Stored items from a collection
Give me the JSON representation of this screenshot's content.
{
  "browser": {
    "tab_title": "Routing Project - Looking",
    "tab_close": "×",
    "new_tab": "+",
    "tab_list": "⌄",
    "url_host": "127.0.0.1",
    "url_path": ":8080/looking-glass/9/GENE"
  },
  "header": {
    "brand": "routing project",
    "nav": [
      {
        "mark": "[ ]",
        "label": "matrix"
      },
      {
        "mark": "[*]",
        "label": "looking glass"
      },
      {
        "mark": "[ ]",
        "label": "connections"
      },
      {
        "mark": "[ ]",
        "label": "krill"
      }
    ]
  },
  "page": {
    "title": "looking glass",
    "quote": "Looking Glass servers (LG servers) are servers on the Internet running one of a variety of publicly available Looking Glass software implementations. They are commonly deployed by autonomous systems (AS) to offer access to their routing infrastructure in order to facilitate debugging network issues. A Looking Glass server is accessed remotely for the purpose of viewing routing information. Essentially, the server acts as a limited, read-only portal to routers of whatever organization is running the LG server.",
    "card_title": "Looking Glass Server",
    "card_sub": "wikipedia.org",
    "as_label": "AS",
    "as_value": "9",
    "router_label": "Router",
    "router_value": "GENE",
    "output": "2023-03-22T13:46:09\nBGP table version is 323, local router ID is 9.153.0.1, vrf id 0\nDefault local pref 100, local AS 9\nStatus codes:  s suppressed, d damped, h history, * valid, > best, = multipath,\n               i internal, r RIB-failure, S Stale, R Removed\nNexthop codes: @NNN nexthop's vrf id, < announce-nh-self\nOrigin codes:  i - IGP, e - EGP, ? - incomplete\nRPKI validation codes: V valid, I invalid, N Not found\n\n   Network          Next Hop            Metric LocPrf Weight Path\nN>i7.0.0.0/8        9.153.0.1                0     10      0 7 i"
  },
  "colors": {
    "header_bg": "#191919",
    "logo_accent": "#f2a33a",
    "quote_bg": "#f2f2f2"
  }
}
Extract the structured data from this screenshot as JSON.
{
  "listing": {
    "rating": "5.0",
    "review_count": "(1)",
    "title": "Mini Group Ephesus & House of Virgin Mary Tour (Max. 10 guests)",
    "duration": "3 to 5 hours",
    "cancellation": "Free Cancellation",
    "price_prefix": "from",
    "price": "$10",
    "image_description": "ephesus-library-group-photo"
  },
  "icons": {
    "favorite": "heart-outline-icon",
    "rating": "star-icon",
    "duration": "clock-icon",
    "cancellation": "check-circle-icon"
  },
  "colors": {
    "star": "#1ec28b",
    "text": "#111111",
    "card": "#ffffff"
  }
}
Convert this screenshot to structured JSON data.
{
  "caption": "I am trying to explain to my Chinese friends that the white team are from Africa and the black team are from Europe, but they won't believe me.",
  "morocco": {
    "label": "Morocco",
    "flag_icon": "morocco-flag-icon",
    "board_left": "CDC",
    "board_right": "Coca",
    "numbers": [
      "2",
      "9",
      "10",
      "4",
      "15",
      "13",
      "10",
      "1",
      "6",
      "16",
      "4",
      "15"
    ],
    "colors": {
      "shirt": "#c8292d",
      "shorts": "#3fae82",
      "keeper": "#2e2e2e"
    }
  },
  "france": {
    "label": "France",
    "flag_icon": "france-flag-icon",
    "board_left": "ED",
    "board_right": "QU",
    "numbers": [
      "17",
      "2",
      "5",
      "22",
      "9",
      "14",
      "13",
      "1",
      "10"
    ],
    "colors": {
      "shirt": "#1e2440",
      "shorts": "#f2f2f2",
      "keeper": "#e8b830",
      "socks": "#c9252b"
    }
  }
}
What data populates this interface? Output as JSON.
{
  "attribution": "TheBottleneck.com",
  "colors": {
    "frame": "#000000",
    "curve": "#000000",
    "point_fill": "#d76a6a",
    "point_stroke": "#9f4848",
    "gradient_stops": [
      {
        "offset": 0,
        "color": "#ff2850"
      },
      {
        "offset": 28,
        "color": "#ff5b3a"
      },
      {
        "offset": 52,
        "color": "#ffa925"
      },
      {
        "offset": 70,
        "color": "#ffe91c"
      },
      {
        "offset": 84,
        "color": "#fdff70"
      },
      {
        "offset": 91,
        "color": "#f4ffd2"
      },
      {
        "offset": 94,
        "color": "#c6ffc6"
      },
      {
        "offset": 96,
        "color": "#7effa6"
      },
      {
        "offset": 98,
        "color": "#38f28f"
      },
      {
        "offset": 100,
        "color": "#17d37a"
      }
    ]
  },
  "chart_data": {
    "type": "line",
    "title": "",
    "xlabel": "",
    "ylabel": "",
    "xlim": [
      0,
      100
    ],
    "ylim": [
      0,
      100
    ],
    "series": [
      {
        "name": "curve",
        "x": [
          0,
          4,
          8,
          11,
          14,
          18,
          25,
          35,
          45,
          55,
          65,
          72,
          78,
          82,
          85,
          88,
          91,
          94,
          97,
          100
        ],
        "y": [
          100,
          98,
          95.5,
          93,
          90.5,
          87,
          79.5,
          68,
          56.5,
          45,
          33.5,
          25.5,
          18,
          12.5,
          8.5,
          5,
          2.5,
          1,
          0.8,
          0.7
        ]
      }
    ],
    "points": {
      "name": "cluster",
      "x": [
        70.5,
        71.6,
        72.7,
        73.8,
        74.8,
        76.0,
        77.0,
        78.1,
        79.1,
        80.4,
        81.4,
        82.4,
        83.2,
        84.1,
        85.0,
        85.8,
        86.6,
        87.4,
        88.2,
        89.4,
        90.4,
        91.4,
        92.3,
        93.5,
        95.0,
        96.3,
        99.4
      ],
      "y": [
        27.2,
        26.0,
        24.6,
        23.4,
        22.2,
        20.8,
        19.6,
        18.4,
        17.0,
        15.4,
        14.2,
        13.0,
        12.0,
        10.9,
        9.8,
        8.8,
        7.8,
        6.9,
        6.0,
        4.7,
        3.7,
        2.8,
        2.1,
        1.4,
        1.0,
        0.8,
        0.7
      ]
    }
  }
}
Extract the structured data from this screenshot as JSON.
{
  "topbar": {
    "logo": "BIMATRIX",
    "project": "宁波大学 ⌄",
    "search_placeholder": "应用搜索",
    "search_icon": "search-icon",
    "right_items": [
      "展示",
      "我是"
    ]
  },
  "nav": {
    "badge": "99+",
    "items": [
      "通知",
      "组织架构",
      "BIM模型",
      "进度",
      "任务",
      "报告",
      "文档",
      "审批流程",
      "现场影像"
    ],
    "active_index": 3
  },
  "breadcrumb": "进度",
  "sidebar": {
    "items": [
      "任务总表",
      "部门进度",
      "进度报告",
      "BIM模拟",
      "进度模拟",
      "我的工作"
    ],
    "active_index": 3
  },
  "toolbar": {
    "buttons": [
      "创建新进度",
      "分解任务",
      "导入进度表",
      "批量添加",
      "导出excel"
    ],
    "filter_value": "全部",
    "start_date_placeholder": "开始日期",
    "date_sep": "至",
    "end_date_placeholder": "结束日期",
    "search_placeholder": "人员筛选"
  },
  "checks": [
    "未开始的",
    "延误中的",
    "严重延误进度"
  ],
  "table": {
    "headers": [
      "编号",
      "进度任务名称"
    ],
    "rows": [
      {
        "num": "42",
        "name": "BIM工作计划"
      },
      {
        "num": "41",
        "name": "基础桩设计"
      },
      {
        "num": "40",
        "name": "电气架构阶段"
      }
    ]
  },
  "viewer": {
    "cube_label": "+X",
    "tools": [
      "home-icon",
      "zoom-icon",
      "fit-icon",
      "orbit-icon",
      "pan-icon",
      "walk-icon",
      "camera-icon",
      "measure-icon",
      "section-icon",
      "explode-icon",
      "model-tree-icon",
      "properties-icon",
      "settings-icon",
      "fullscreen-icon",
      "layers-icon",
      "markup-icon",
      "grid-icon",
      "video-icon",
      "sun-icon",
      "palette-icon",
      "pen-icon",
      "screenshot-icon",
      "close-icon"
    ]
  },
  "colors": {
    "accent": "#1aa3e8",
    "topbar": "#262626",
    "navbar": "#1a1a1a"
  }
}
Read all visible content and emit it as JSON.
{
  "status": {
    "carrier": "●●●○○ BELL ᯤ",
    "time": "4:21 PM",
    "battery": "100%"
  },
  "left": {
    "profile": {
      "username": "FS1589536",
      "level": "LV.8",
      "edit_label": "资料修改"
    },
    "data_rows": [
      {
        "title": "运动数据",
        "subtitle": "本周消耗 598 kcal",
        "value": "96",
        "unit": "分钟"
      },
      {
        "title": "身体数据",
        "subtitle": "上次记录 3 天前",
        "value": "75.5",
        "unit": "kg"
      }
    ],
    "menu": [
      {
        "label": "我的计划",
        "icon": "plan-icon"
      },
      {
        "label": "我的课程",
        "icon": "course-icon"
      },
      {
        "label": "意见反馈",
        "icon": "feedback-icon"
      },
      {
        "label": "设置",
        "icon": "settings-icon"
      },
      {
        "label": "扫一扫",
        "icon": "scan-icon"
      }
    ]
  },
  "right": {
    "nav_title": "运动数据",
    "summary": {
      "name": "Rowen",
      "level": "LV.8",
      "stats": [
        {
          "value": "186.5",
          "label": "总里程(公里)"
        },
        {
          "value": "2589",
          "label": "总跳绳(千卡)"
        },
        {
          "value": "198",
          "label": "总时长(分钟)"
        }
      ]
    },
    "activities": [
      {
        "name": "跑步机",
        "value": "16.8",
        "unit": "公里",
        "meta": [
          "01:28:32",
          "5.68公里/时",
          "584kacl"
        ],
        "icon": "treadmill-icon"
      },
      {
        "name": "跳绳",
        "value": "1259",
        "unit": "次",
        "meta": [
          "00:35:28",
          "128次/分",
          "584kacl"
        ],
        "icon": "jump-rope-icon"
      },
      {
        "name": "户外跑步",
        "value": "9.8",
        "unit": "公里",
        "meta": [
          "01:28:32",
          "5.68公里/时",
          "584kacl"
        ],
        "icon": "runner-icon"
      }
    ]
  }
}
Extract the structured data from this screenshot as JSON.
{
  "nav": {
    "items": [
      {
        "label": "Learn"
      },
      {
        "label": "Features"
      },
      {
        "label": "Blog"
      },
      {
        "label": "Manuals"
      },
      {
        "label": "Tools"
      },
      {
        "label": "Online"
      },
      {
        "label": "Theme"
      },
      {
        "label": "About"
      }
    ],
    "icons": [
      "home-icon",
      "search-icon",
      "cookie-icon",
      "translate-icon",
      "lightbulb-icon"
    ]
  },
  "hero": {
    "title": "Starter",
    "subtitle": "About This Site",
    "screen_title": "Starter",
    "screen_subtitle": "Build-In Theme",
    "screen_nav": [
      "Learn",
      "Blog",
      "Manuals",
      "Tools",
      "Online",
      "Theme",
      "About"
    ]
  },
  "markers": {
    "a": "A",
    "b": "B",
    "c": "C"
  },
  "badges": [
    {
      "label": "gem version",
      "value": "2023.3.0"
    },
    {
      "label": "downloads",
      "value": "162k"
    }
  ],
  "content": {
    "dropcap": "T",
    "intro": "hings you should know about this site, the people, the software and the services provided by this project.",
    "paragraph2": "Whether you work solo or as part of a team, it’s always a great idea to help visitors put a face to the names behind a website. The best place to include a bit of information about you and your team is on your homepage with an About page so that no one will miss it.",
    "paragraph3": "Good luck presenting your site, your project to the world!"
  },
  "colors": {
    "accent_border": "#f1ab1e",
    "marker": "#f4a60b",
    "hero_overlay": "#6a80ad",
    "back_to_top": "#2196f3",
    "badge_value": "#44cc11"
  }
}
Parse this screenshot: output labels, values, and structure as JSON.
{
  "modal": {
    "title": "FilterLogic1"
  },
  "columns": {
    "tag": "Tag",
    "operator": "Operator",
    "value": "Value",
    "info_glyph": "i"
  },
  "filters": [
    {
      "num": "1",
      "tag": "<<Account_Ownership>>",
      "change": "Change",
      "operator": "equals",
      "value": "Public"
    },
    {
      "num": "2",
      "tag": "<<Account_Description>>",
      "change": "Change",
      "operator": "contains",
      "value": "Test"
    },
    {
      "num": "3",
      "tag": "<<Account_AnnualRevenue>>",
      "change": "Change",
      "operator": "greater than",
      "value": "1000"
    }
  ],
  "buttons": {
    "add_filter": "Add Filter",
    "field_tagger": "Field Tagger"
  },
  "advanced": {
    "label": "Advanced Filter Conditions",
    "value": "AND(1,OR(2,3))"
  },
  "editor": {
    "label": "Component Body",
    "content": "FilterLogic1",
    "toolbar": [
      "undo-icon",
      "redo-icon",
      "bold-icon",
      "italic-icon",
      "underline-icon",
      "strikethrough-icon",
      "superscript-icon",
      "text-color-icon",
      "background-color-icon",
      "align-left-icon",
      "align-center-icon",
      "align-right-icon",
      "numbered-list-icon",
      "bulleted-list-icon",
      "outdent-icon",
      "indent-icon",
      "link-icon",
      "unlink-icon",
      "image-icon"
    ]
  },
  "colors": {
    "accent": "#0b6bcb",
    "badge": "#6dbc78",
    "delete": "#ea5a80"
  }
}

* [SHORT TASK]
Pull every line containing the word "operator" out of the entries above.

* [SOLUTION TO THIS TASK]
    "operator": "Operator",
      "operator": "equals",
      "operator": "contains",
      "operator": "greater than",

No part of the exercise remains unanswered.